## EXERCISE INSTRUCTIONS
Gather up the lines that contain "text".

***

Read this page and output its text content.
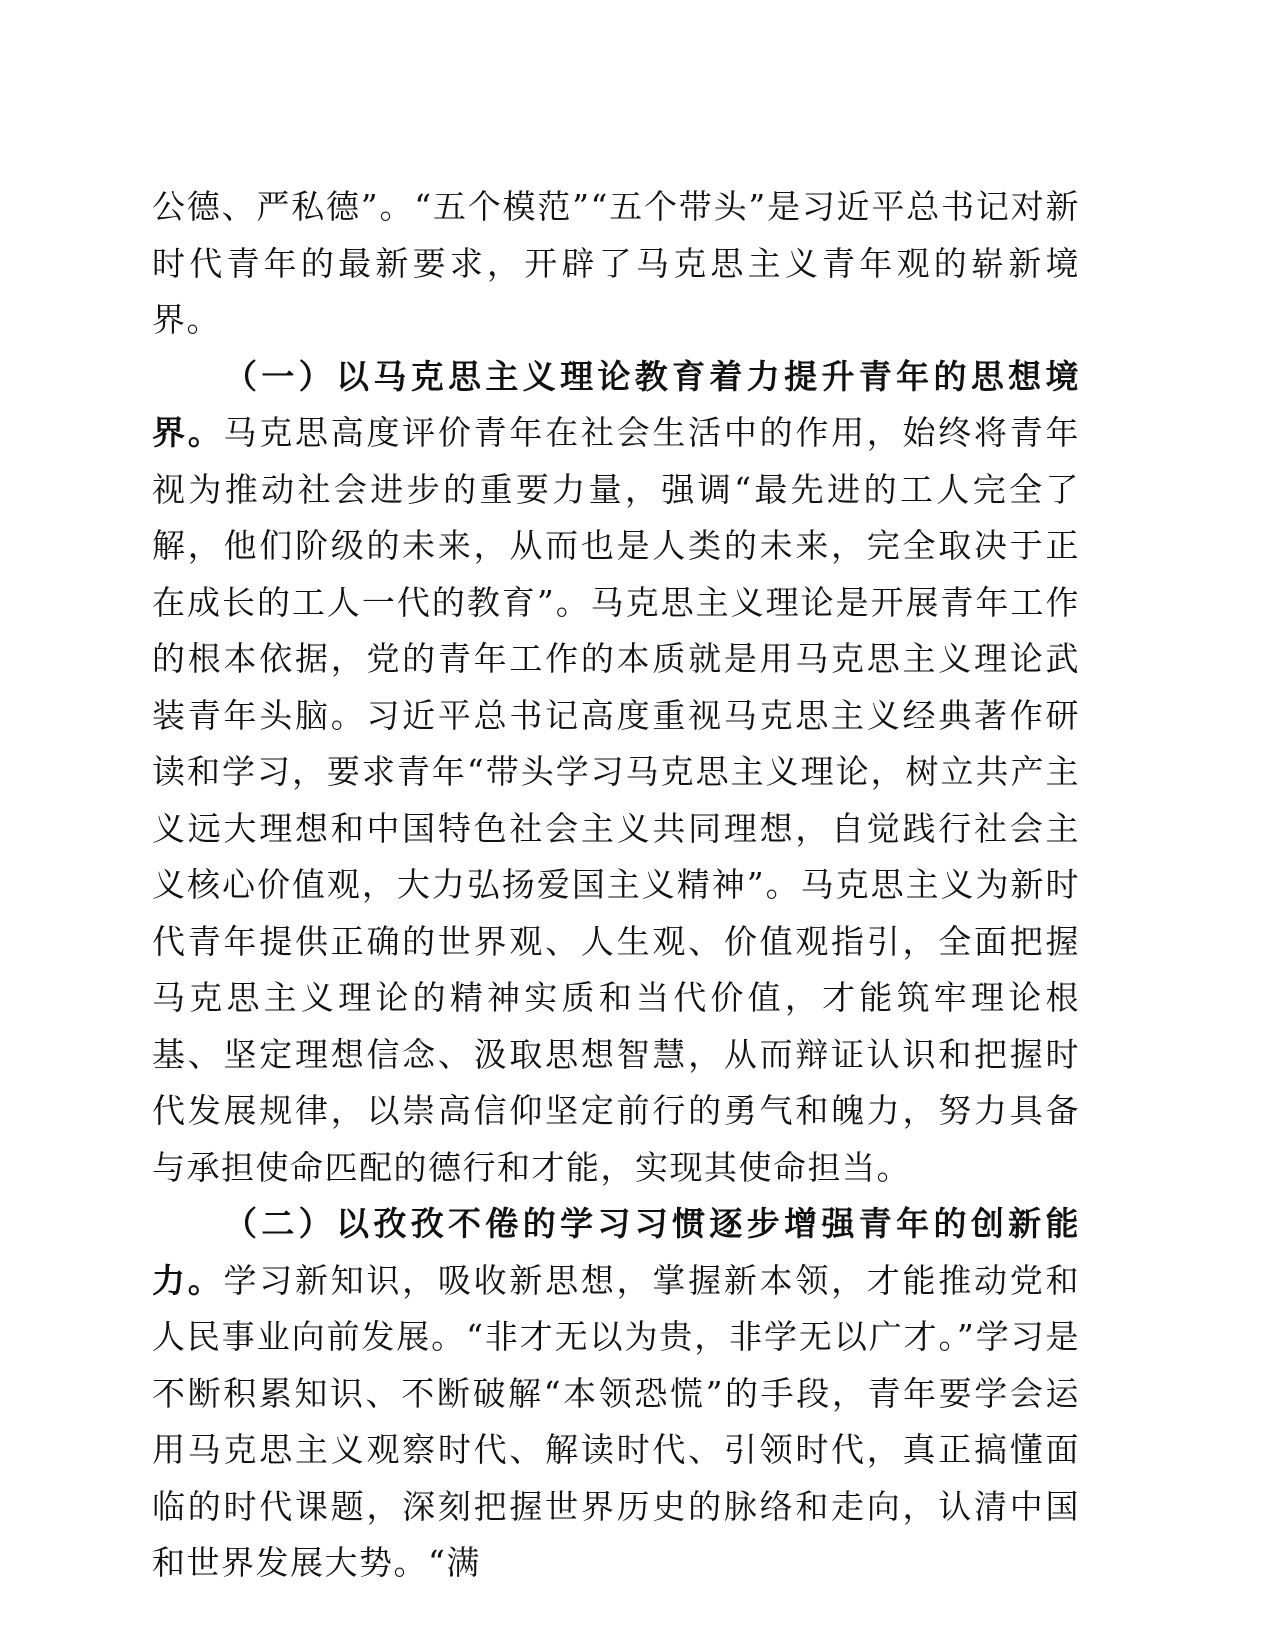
公德、严私德”。“五个模范”“五个带头”是习近平总书记对新时代青年的最新要求，开辟了马克思主义青年观的崭新境界。

（一）以马克思主义理论教育着力提升青年的思想境界。马克思高度评价青年在社会生活中的作用，始终将青年视为推动社会进步的重要力量，强调“最先进的工人完全了解，他们阶级的未来，从而也是人类的未来，完全取决于正在成长的工人一代的教育”。马克思主义理论是开展青年工作的根本依据，党的青年工作的本质就是用马克思主义理论武装青年头脑。习近平总书记高度重视马克思主义经典著作研读和学习，要求青年“带头学习马克思主义理论，树立共产主义远大理想和中国特色社会主义共同理想，自觉践行社会主义核心价值观，大力弘扬爱国主义精神”。马克思主义为新时代青年提供正确的世界观、人生观、价值观指引，全面把握马克思主义理论的精神实质和当代价值，才能筑牢理论根基、坚定理想信念、汲取思想智慧，从而辩证认识和把握时代发展规律，以崇高信仰坚定前行的勇气和魄力，努力具备与承担使命匹配的德行和才能，实现其使命担当。

（二）以孜孜不倦的学习习惯逐步增强青年的创新能力。学习新知识，吸收新思想，掌握新本领，才能推动党和人民事业向前发展。“非才无以为贵，非学无以广才。”学习是不断积累知识、不断破解“本领恐慌”的手段，青年要学会运用马克思主义观察时代、解读时代、引领时代，真正搞懂面临的时代课题，深刻把握世界历史的脉络和走向，认清中国和世界发展大势。“满
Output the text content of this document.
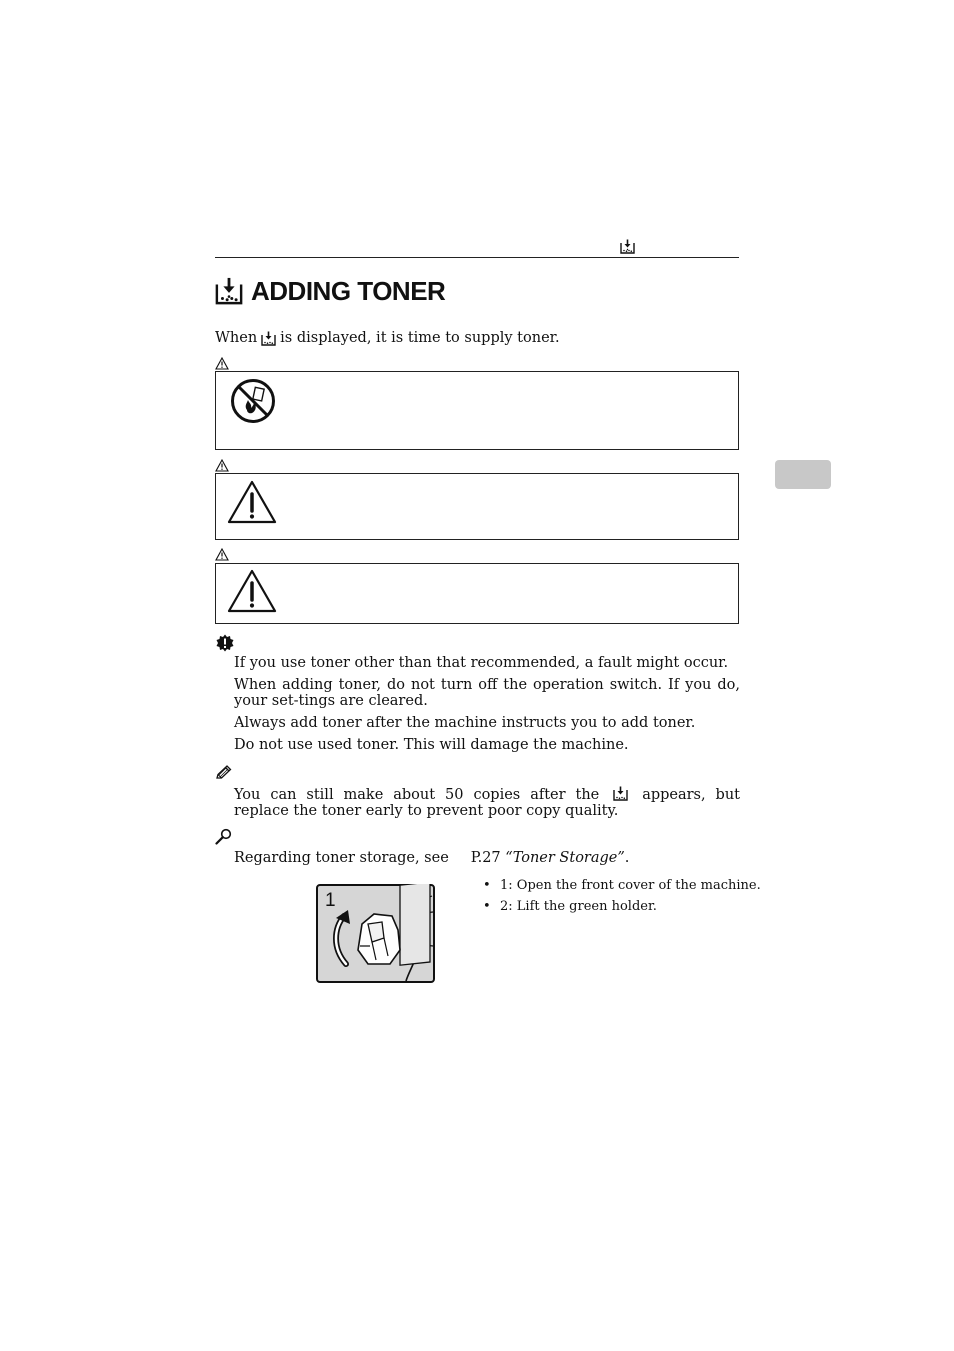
ADDING TONER
When is displayed, it is time to supply toner.

If you use toner other than that recommended, a fault might occur.

When adding toner, do not turn off the operation switch. If you do, your set-tings are cleared.

Always add toner after the machine instructs you to add toner.

Do not use used toner. This will damage the machine.

You can still make about 50 copies after the	appears, but replace the toner early to prevent poor copy quality.

Regarding toner storage, see P.27 “Toner Storage”.
1
• 1: Open the front cover of the machine.
• 2: Lift the green holder.
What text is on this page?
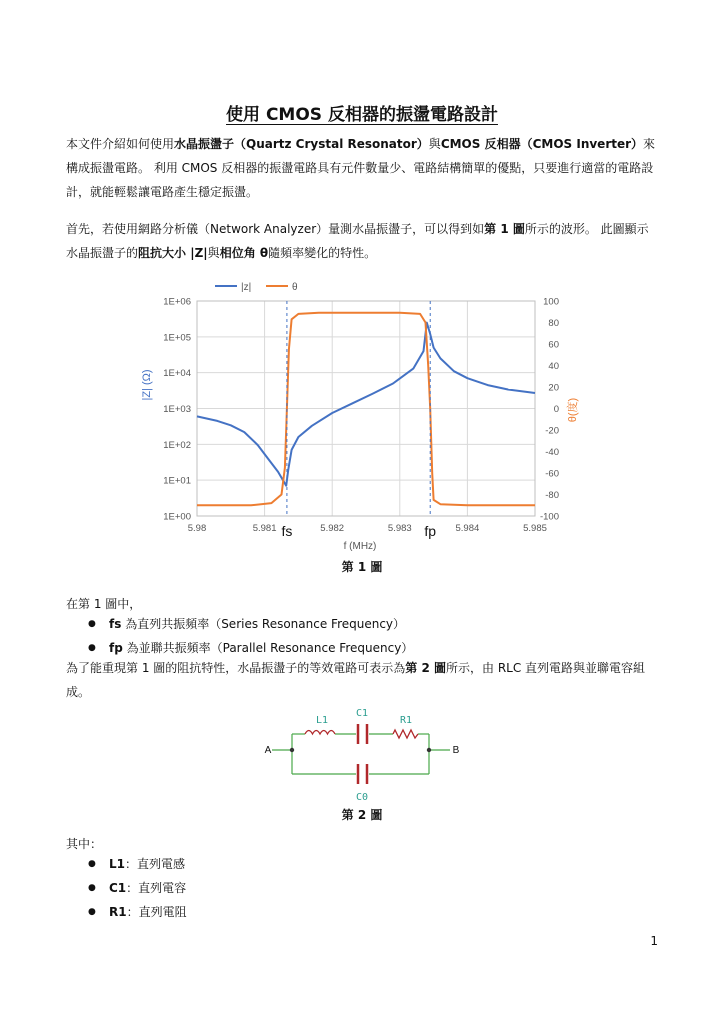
使用 CMOS 反相器的振盪電路設計
本文件介紹如何使用水晶振盪子（Quartz Crystal Resonator）與CMOS 反相器（CMOS Inverter）來構成振盪電路。 利用 CMOS 反相器的振盪電路具有元件數量少、電路結構簡單的優點，只要進行適當的電路設計，就能輕鬆讓電路產生穩定振盪。
首先，若使用網路分析儀（Network Analyzer）量測水晶振盪子，可以得到如第 1 圖所示的波形。 此圖顯示水晶振盪子的阻抗大小 |Z|與相位角 θ隨頻率變化的特性。
|z|	θ
1E+00
1E+01
1E+02
1E+03
1E+04
1E+05
1E+06
5.98	5.981	5.982	5.983	5.984	5.985
-100
-80
-60
-40
-20
0
20
40
60
80
100
fs	fp
|Z| (Ω)
θ(度)
f (MHz)
第 1 圖
在第 1 圖中，
● fs 為直列共振頻率（Series Resonance Frequency）
● fp 為並聯共振頻率（Parallel Resonance Frequency）
為了能重現第 1 圖的阻抗特性，水晶振盪子的等效電路可表示為第 2 圖所示，由 RLC 直列電路與並聯電容組成。
L1
C1
R1
C0
A	B
第 2 圖
其中：
● L1：直列電感
● C1：直列電容
● R1：直列電阻
1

***

## RESULT OF THE TASK
Read this page and output its text content.
Output the text content of this document.
What text is on this page?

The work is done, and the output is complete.